> Task inputs:
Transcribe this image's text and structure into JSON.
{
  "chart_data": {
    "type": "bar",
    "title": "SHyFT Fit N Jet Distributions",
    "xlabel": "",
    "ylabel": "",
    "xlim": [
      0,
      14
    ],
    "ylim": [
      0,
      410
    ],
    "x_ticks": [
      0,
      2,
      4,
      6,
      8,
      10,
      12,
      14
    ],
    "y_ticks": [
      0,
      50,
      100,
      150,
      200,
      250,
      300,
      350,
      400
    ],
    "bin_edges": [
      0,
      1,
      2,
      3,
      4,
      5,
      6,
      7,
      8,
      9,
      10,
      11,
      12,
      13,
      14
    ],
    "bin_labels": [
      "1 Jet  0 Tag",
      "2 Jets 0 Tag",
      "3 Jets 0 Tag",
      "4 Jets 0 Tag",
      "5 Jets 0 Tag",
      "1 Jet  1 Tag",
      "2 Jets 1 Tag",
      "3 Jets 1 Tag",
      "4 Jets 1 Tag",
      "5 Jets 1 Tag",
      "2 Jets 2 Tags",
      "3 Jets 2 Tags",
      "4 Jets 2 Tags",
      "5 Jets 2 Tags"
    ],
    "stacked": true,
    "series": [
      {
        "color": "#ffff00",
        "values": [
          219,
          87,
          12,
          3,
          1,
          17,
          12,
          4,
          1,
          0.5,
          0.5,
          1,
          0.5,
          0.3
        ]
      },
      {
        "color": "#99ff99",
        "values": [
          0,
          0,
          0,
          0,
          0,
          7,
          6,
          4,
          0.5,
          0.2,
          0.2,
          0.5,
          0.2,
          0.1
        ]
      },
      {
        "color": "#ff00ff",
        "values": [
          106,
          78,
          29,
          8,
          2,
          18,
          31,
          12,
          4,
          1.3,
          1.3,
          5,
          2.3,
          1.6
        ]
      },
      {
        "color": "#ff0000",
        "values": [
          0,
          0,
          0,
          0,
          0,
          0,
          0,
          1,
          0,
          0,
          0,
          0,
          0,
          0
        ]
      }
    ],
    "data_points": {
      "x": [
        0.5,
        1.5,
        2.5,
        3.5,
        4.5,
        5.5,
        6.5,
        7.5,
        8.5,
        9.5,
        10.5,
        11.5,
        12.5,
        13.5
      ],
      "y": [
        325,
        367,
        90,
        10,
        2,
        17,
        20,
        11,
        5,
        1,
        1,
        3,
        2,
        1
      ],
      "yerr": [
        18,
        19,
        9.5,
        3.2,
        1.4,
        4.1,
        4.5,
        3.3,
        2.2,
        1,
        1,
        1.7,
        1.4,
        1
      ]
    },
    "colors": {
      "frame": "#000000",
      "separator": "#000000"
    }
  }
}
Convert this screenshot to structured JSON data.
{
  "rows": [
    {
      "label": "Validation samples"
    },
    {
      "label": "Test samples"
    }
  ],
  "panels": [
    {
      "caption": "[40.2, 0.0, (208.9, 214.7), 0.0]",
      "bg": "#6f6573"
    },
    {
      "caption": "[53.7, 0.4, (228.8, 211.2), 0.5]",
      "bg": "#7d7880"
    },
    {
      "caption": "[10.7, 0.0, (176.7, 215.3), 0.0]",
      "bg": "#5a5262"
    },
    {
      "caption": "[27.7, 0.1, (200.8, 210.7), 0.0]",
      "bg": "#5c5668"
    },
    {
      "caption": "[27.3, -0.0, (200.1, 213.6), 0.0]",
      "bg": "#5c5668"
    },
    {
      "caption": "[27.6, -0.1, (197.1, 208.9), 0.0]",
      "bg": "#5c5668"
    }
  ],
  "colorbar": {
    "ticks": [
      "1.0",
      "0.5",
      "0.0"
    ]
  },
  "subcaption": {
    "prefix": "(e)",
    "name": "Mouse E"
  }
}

> Exercise requirements:
In this exercise, repeat all entries exactly.

> Solution below:
Transcribe this image's text and structure into JSON.
{
  "chart_data": {
    "type": "bar",
    "title": "SHyFT Fit N Jet Distributions",
    "xlabel": "",
    "ylabel": "",
    "xlim": [
      0,
      14
    ],
    "ylim": [
      0,
      410
    ],
    "x_ticks": [
      0,
      2,
      4,
      6,
      8,
      10,
      12,
      14
    ],
    "y_ticks": [
      0,
      50,
      100,
      150,
      200,
      250,
      300,
      350,
      400
    ],
    "bin_edges": [
      0,
      1,
      2,
      3,
      4,
      5,
      6,
      7,
      8,
      9,
      10,
      11,
      12,
      13,
      14
    ],
    "bin_labels": [
      "1 Jet  0 Tag",
      "2 Jets 0 Tag",
      "3 Jets 0 Tag",
      "4 Jets 0 Tag",
      "5 Jets 0 Tag",
      "1 Jet  1 Tag",
      "2 Jets 1 Tag",
      "3 Jets 1 Tag",
      "4 Jets 1 Tag",
      "5 Jets 1 Tag",
      "2 Jets 2 Tags",
      "3 Jets 2 Tags",
      "4 Jets 2 Tags",
      "5 Jets 2 Tags"
    ],
    "stacked": true,
    "series": [
      {
        "color": "#ffff00",
        "values": [
          219,
          87,
          12,
          3,
          1,
          17,
          12,
          4,
          1,
          0.5,
          0.5,
          1,
          0.5,
          0.3
        ]
      },
      {
        "color": "#99ff99",
        "values": [
          0,
          0,
          0,
          0,
          0,
          7,
          6,
          4,
          0.5,
          0.2,
          0.2,
          0.5,
          0.2,
          0.1
        ]
      },
      {
        "color": "#ff00ff",
        "values": [
          106,
          78,
          29,
          8,
          2,
          18,
          31,
          12,
          4,
          1.3,
          1.3,
          5,
          2.3,
          1.6
        ]
      },
      {
        "color": "#ff0000",
        "values": [
          0,
          0,
          0,
          0,
          0,
          0,
          0,
          1,
          0,
          0,
          0,
          0,
          0,
          0
        ]
      }
    ],
    "data_points": {
      "x": [
        0.5,
        1.5,
        2.5,
        3.5,
        4.5,
        5.5,
        6.5,
        7.5,
        8.5,
        9.5,
        10.5,
        11.5,
        12.5,
        13.5
      ],
      "y": [
        325,
        367,
        90,
        10,
        2,
        17,
        20,
        11,
        5,
        1,
        1,
        3,
        2,
        1
      ],
      "yerr": [
        18,
        19,
        9.5,
        3.2,
        1.4,
        4.1,
        4.5,
        3.3,
        2.2,
        1,
        1,
        1.7,
        1.4,
        1
      ]
    },
    "colors": {
      "frame": "#000000",
      "separator": "#000000"
    }
  }
}
Convert this screenshot to structured JSON data.
{
  "rows": [
    {
      "label": "Validation samples"
    },
    {
      "label": "Test samples"
    }
  ],
  "panels": [
    {
      "caption": "[40.2, 0.0, (208.9, 214.7), 0.0]",
      "bg": "#6f6573"
    },
    {
      "caption": "[53.7, 0.4, (228.8, 211.2), 0.5]",
      "bg": "#7d7880"
    },
    {
      "caption": "[10.7, 0.0, (176.7, 215.3), 0.0]",
      "bg": "#5a5262"
    },
    {
      "caption": "[27.7, 0.1, (200.8, 210.7), 0.0]",
      "bg": "#5c5668"
    },
    {
      "caption": "[27.3, -0.0, (200.1, 213.6), 0.0]",
      "bg": "#5c5668"
    },
    {
      "caption": "[27.6, -0.1, (197.1, 208.9), 0.0]",
      "bg": "#5c5668"
    }
  ],
  "colorbar": {
    "ticks": [
      "1.0",
      "0.5",
      "0.0"
    ]
  },
  "subcaption": {
    "prefix": "(e)",
    "name": "Mouse E"
  }
}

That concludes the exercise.